### WRITTEN REQUEST
Report the count of lines where the string "Your" appears, and nothing else.

· · · ·

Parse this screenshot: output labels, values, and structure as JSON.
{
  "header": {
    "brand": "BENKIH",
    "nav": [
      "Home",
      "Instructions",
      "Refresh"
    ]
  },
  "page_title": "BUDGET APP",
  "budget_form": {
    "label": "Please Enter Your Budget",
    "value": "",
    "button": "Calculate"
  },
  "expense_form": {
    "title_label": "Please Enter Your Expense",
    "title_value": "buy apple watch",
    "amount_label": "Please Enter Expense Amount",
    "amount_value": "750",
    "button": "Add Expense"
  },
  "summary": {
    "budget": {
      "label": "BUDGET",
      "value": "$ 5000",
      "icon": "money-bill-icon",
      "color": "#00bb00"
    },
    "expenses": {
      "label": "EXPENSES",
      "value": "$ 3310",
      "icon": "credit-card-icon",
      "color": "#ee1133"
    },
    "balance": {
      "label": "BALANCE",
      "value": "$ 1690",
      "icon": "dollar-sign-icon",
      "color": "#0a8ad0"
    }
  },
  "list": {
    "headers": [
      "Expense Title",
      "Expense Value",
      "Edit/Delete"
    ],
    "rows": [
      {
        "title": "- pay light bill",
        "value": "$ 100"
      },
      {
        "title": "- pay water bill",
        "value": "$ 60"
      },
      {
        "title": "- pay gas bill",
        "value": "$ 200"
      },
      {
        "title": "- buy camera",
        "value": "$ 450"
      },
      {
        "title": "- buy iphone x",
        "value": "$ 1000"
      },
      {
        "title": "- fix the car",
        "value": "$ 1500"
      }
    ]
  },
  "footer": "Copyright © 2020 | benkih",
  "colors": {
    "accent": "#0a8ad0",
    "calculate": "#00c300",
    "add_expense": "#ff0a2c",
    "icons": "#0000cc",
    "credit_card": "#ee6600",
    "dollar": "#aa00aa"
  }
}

· · · ·

### EXERCISE ANSWER
2